— Task directions —
Scan the lines below for the string "Android" and copy every one that has it.
***** Stored records
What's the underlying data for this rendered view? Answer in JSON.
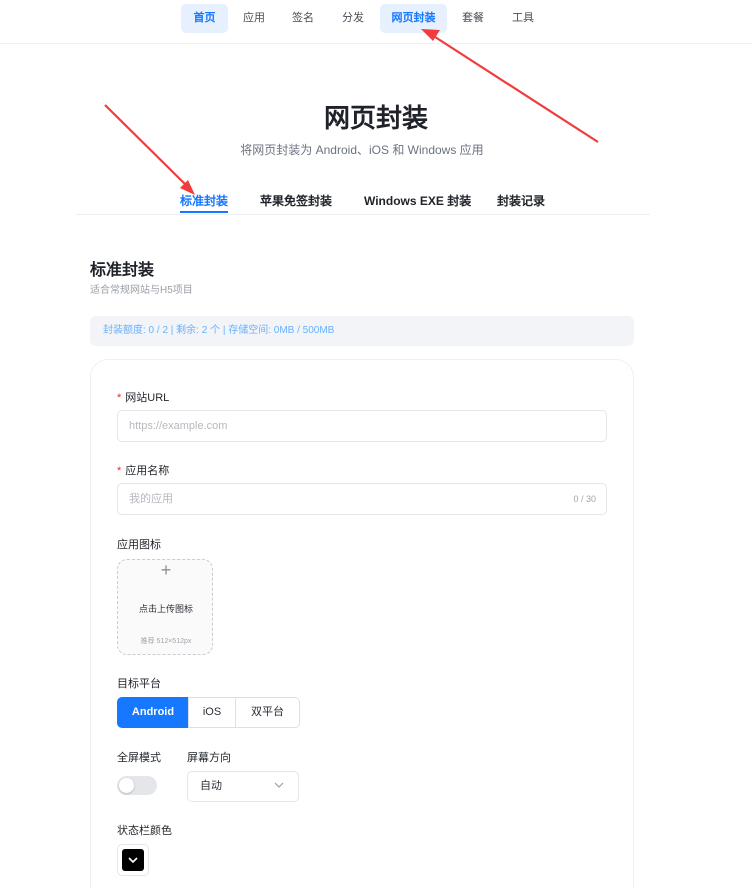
{
  "nav": {
    "items": [
      {
        "label": "首页",
        "active": true
      },
      {
        "label": "应用",
        "active": false
      },
      {
        "label": "签名",
        "active": false
      },
      {
        "label": "分发",
        "active": false
      },
      {
        "label": "网页封装",
        "active": true
      },
      {
        "label": "套餐",
        "active": false
      },
      {
        "label": "工具",
        "active": false
      }
    ]
  },
  "page": {
    "title": "网页封装",
    "subtitle": "将网页封装为 Android、iOS 和 Windows 应用"
  },
  "tabs": [
    {
      "label": "标准封装",
      "active": true
    },
    {
      "label": "苹果免签封装",
      "active": false
    },
    {
      "label": "Windows EXE 封装",
      "active": false
    },
    {
      "label": "封装记录",
      "active": false
    }
  ],
  "section": {
    "title": "标准封装",
    "desc": "适合常规网站与H5项目"
  },
  "quota": {
    "text": "封装额度: 0 / 2 | 剩余: 2 个 | 存储空间: 0MB / 500MB"
  },
  "form": {
    "url": {
      "label": "网站URL",
      "required_mark": "*",
      "placeholder": "https://example.com"
    },
    "name": {
      "label": "应用名称",
      "required_mark": "*",
      "placeholder": "我的应用",
      "counter": "0 / 30"
    },
    "icon": {
      "label": "应用图标",
      "plus": "+",
      "text": "点击上传图标",
      "hint": "推荐 512×512px"
    },
    "platform": {
      "label": "目标平台",
      "options": [
        "Android",
        "iOS",
        "双平台"
      ],
      "selected": "Android"
    },
    "fullscreen": {
      "label": "全屏模式",
      "enabled": false
    },
    "orientation": {
      "label": "屏幕方向",
      "value": "自动"
    },
    "statusbar": {
      "label": "状态栏颜色",
      "color": "#000000"
    }
  },
  "colors": {
    "accent": "#1677ff",
    "annotation_arrow": "#f03c3c"
  }
}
**********
— Task result —
    "subtitle": "将网页封装为 Android、iOS 和 Windows 应用"
        "Android",
      "selected": "Android"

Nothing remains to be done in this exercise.